> _Items from a data source_:
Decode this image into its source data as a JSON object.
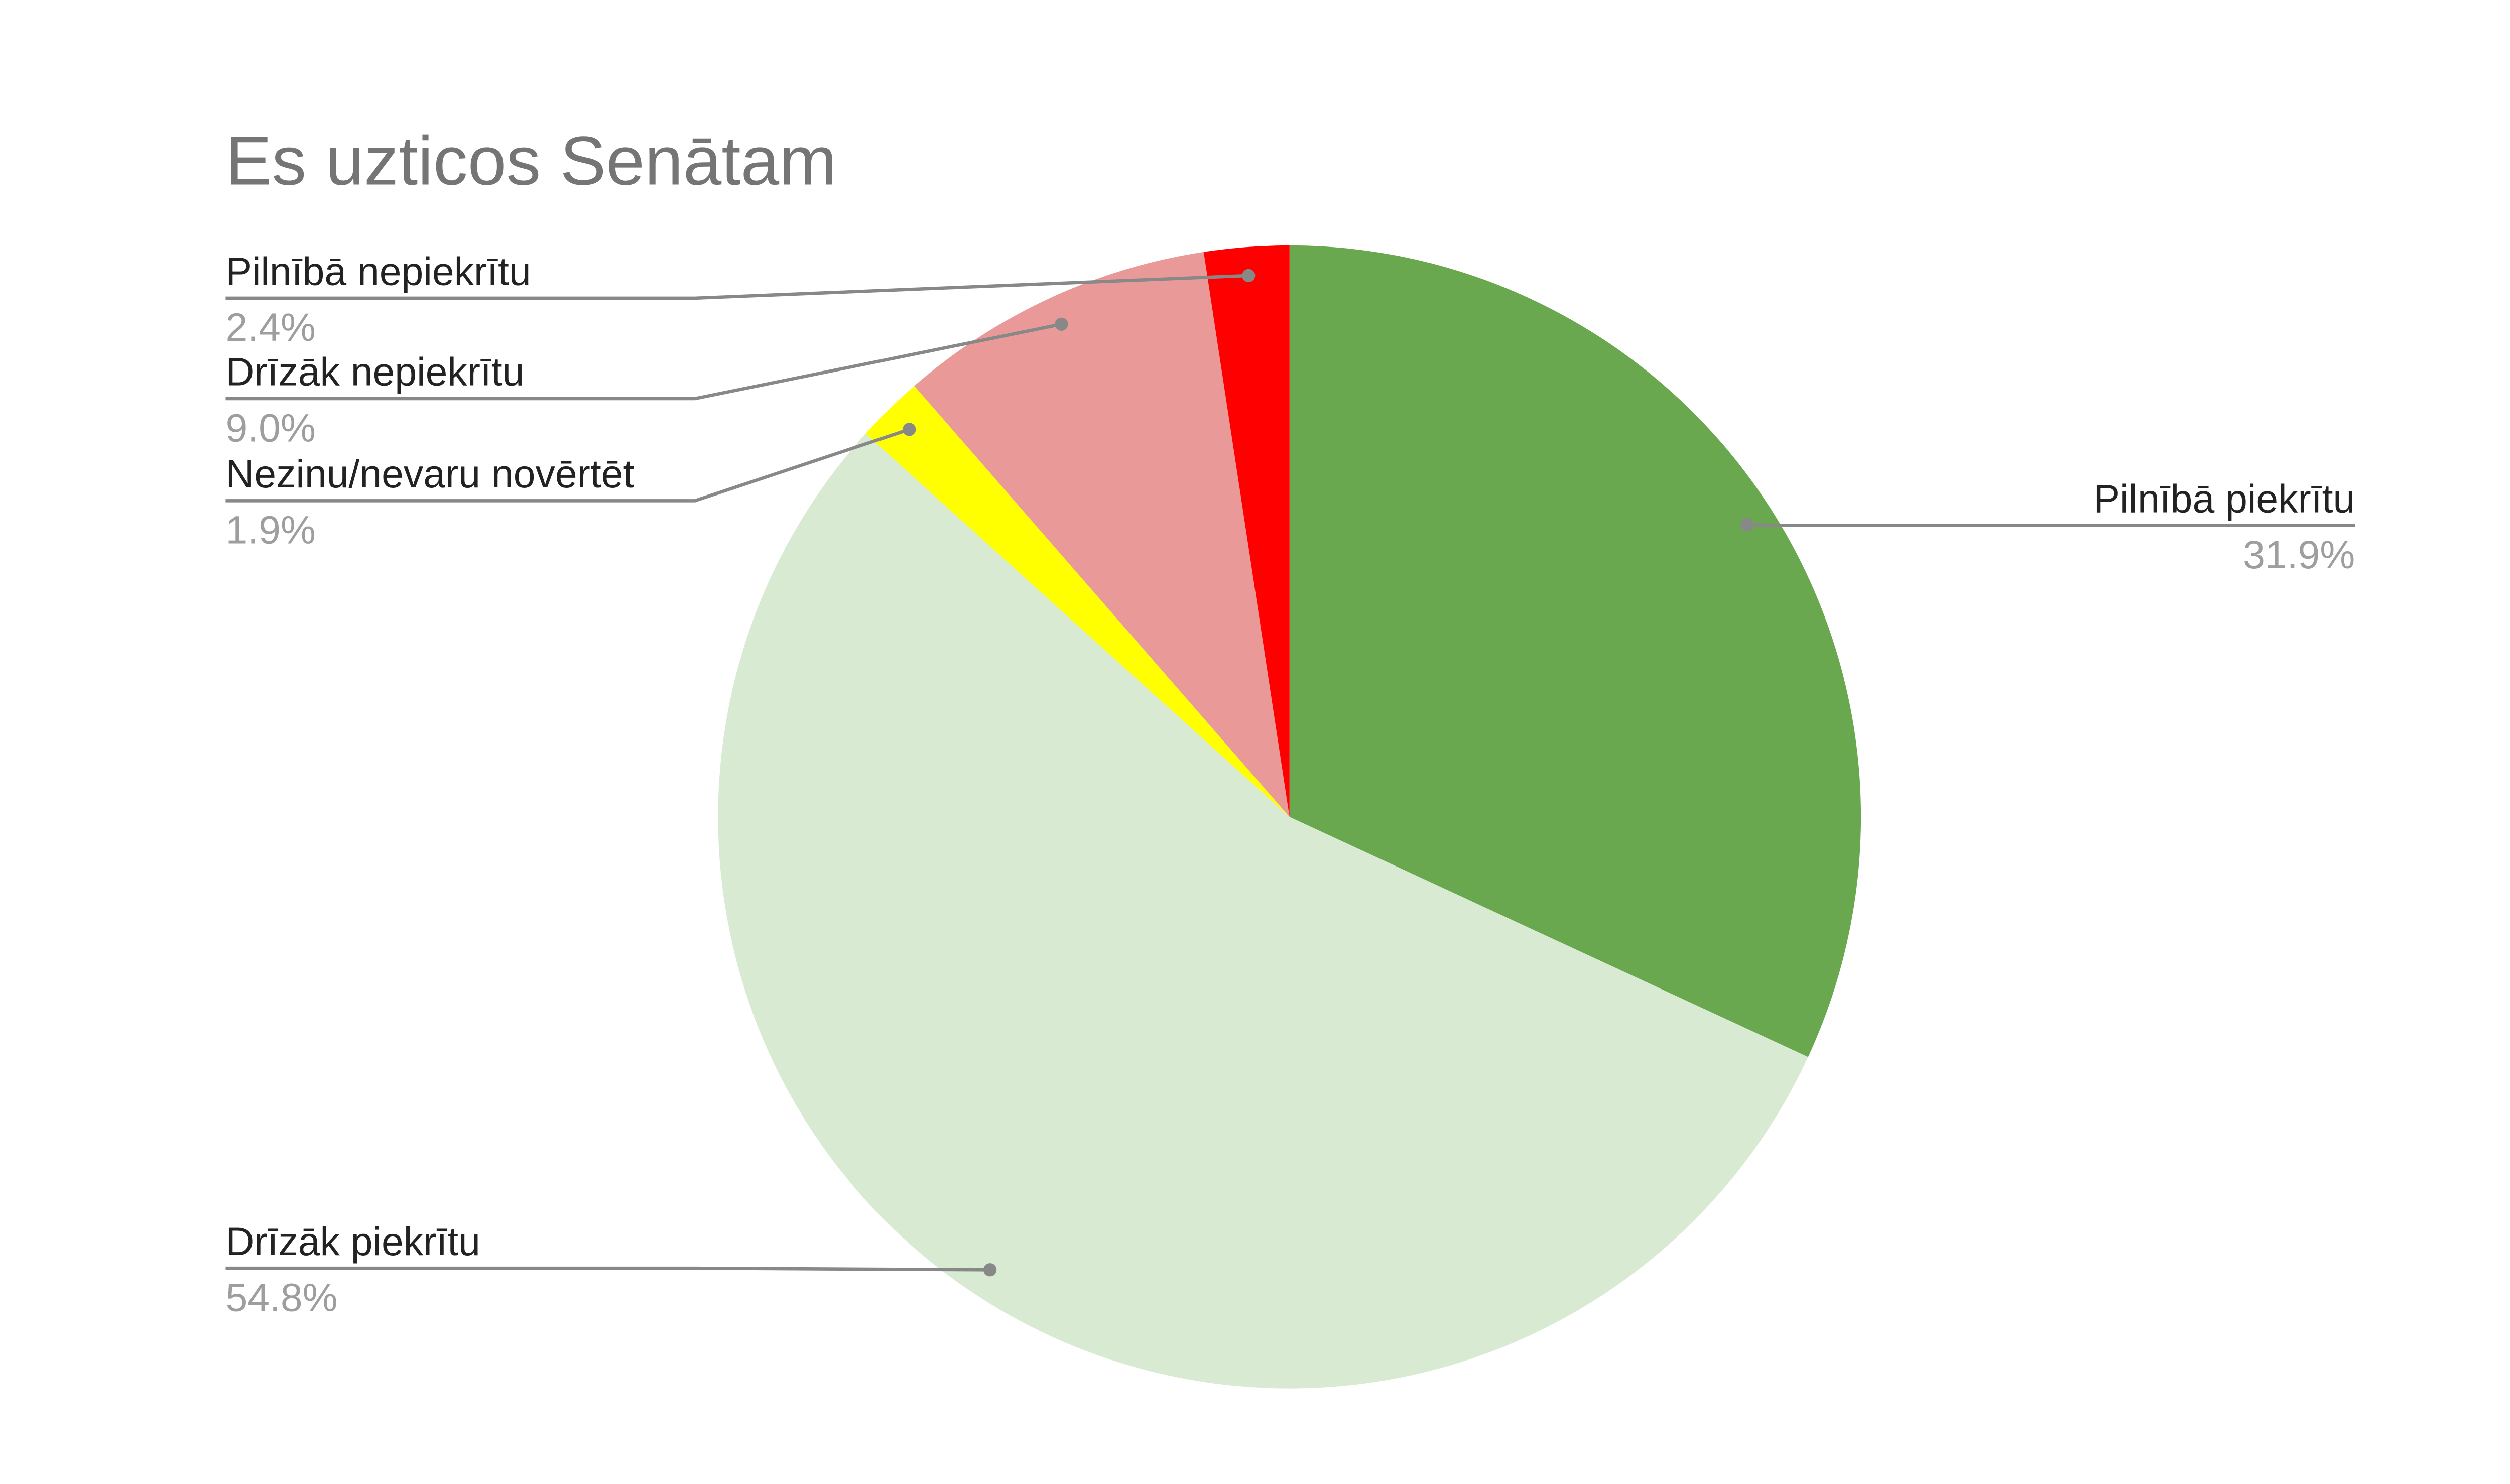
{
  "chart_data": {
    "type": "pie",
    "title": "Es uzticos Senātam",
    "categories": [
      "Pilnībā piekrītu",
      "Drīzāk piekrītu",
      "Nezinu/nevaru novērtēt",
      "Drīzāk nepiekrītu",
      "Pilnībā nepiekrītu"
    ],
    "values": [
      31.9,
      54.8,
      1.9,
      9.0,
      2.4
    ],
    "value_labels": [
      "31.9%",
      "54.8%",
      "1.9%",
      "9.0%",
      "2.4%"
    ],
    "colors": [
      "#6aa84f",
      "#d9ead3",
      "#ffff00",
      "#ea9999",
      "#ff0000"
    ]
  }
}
--
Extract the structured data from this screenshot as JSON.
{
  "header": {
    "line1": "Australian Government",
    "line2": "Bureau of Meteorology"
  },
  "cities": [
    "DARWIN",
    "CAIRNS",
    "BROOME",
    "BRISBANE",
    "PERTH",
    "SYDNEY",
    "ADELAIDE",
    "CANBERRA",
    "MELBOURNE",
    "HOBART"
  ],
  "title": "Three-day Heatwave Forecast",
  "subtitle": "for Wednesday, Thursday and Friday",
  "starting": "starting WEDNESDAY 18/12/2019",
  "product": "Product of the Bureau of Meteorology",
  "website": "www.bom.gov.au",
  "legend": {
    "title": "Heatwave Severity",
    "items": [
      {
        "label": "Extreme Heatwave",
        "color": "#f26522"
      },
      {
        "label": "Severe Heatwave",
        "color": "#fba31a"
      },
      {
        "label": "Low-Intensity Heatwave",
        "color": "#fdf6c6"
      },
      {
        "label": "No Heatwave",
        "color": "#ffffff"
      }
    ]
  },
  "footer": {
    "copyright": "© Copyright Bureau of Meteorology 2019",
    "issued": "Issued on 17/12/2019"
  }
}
---
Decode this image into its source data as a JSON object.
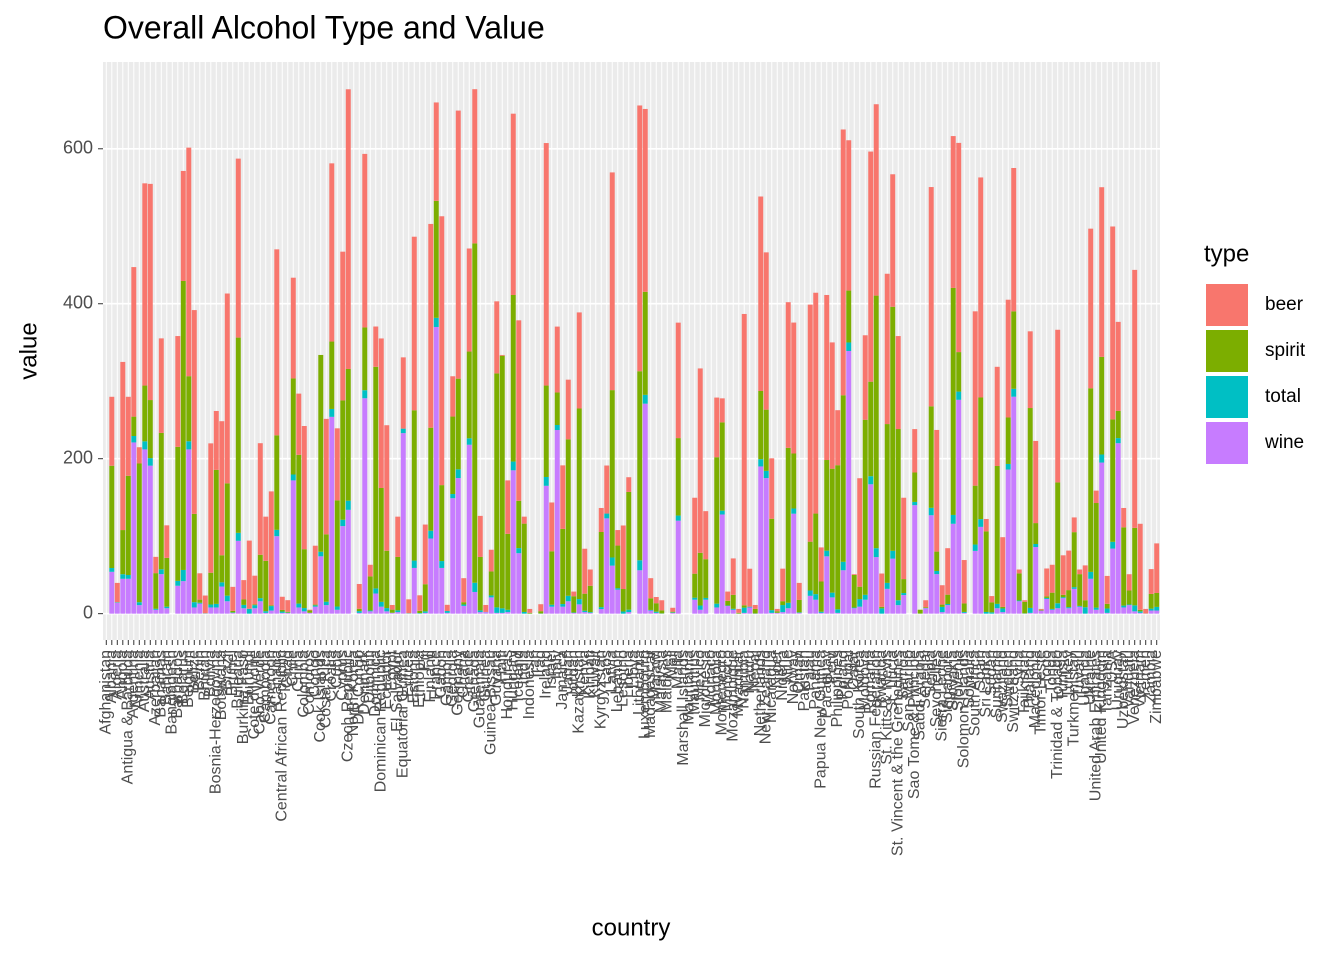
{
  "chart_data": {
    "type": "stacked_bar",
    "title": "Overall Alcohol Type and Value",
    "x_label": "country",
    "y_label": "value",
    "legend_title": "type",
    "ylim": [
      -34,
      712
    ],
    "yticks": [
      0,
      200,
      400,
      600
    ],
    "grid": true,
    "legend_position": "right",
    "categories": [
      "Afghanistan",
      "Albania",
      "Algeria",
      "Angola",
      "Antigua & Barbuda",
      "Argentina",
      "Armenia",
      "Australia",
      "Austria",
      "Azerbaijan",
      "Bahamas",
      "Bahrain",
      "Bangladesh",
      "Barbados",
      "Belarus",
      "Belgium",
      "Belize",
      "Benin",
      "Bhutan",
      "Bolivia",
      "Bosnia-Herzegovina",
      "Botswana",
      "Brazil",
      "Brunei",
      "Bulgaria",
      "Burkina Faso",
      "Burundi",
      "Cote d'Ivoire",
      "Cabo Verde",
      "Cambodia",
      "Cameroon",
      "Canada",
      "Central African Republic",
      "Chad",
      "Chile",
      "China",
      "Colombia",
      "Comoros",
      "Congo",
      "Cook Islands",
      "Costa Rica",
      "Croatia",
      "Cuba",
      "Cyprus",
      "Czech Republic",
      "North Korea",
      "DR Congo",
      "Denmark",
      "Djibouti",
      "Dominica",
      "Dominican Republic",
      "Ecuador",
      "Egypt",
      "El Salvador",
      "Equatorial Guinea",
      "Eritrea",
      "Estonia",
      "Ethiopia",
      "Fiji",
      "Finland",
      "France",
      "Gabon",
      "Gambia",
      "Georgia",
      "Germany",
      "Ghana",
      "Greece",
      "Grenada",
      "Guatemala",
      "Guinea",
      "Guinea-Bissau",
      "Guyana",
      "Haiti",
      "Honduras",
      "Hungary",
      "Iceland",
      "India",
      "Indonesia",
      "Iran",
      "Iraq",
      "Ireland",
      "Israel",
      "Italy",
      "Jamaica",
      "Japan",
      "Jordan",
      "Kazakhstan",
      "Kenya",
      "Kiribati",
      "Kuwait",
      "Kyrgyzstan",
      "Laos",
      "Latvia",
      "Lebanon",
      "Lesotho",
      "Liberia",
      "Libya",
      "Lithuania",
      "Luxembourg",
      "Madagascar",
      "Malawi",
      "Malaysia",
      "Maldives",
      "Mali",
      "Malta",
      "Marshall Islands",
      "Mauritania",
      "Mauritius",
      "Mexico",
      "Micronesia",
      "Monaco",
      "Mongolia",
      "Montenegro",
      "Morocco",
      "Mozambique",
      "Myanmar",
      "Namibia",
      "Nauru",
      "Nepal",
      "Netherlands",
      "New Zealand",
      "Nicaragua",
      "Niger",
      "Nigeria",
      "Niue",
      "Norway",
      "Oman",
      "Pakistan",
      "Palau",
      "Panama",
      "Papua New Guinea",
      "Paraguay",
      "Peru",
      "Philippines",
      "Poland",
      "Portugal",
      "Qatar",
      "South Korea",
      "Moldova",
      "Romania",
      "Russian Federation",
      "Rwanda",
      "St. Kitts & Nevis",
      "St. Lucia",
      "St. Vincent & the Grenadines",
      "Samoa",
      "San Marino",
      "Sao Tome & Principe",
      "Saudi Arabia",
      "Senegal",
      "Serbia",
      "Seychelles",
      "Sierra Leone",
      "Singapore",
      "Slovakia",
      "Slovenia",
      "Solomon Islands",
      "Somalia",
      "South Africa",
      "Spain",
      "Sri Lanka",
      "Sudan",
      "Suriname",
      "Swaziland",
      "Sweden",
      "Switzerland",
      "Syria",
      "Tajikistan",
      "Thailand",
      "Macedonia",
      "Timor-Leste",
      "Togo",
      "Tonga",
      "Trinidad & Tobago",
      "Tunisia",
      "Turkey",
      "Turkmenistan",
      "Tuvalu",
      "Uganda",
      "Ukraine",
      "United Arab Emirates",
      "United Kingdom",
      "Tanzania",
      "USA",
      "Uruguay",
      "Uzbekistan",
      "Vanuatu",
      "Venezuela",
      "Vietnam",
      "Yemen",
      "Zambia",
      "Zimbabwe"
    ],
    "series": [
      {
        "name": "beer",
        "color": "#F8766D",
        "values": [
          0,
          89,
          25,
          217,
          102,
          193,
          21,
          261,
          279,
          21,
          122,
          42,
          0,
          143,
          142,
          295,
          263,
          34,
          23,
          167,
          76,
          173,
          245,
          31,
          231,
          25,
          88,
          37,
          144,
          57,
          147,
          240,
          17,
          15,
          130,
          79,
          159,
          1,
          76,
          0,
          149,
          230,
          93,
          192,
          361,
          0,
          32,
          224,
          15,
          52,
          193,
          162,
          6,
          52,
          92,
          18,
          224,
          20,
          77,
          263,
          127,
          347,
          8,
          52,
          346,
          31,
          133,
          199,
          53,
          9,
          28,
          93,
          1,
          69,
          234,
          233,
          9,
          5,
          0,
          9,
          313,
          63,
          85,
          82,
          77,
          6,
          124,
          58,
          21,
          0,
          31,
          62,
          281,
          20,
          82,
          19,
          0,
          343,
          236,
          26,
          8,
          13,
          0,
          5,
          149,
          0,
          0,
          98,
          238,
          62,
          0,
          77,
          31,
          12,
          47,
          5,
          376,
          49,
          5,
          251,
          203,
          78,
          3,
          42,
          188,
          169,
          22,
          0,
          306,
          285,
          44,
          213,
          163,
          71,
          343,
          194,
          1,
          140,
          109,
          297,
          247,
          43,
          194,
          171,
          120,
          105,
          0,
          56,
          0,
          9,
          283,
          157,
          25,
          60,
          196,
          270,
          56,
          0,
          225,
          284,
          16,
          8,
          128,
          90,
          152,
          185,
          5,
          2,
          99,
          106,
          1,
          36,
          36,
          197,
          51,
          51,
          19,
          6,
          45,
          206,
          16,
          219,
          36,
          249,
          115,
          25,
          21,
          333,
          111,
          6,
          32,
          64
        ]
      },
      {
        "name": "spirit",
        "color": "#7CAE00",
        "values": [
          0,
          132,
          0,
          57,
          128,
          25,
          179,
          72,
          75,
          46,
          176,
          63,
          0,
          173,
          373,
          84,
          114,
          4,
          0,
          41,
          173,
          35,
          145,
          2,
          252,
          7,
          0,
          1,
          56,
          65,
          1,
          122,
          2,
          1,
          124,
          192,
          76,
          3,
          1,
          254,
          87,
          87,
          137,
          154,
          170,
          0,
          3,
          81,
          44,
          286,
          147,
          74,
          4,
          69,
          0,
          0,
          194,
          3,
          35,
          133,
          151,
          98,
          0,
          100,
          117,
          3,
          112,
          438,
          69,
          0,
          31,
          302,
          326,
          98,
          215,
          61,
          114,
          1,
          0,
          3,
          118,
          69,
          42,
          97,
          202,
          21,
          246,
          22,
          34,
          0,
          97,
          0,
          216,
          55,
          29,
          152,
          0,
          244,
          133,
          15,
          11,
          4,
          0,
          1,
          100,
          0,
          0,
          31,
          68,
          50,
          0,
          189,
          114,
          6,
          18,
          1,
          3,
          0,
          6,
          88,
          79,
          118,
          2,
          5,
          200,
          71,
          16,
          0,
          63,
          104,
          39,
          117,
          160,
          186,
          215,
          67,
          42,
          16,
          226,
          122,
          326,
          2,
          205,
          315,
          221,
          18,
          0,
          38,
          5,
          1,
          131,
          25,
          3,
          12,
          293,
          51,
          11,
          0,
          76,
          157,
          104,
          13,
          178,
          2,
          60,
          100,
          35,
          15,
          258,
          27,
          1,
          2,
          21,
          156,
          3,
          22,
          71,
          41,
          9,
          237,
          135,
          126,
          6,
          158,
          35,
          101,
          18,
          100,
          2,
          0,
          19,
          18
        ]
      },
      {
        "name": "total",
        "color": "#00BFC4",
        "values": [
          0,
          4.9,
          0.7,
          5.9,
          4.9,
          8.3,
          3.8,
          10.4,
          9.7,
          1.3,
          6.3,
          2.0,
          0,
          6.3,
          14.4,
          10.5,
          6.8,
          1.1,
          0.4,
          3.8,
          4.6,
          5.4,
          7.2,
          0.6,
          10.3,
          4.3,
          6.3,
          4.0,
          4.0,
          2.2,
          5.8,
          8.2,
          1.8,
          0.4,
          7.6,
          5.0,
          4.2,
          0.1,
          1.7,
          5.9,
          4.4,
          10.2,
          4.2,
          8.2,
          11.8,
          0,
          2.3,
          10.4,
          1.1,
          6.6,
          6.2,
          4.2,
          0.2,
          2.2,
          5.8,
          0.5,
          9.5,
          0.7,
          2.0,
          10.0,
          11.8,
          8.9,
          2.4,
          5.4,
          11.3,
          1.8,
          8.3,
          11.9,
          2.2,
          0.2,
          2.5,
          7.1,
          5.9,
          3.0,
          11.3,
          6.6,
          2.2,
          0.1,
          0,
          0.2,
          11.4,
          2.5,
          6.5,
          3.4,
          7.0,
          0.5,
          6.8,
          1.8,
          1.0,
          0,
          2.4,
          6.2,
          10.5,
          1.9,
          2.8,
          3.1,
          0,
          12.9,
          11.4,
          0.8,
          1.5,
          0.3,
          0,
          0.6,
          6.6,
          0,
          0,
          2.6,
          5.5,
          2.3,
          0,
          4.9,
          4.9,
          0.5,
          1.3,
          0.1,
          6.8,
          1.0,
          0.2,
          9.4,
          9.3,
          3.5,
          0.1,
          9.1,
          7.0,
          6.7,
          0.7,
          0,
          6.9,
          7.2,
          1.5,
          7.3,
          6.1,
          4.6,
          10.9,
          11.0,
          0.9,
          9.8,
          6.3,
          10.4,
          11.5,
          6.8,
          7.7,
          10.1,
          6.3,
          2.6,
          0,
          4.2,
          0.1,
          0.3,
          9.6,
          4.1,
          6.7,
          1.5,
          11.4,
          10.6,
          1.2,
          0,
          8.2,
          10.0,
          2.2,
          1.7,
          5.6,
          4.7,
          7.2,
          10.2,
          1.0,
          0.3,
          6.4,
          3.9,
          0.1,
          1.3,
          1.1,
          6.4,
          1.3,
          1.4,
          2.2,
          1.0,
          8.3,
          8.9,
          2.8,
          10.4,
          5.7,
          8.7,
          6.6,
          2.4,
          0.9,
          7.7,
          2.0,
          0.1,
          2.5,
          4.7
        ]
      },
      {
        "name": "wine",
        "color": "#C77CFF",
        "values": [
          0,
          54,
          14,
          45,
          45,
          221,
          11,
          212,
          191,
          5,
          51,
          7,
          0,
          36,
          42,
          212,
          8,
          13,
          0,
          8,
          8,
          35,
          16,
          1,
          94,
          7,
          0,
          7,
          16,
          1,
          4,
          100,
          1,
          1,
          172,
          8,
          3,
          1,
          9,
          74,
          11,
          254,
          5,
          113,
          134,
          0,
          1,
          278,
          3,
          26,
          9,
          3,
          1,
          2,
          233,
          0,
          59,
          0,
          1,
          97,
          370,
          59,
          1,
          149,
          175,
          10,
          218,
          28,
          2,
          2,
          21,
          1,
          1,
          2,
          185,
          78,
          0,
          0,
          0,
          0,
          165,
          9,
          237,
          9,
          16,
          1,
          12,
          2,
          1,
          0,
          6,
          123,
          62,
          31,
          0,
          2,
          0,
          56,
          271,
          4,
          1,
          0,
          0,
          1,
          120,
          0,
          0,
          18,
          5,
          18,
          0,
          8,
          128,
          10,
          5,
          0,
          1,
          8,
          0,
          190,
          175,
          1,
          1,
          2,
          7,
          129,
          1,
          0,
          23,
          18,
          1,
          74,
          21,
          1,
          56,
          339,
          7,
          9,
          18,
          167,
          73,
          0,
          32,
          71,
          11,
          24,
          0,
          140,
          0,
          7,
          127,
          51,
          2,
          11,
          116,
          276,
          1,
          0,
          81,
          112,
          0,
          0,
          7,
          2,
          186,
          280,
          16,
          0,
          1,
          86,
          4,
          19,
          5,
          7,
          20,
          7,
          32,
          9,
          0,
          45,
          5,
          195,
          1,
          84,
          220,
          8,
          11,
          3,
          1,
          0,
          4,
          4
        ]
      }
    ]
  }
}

> _EXERCISE TASK_:
For each line above that contains the word "Bureau", copy that line.

> _RESPONSE TO THIS TASK_:
    "line2": "Bureau of Meteorology"
  "product": "Product of the Bureau of Meteorology",
    "copyright": "© Copyright Bureau of Meteorology 2019",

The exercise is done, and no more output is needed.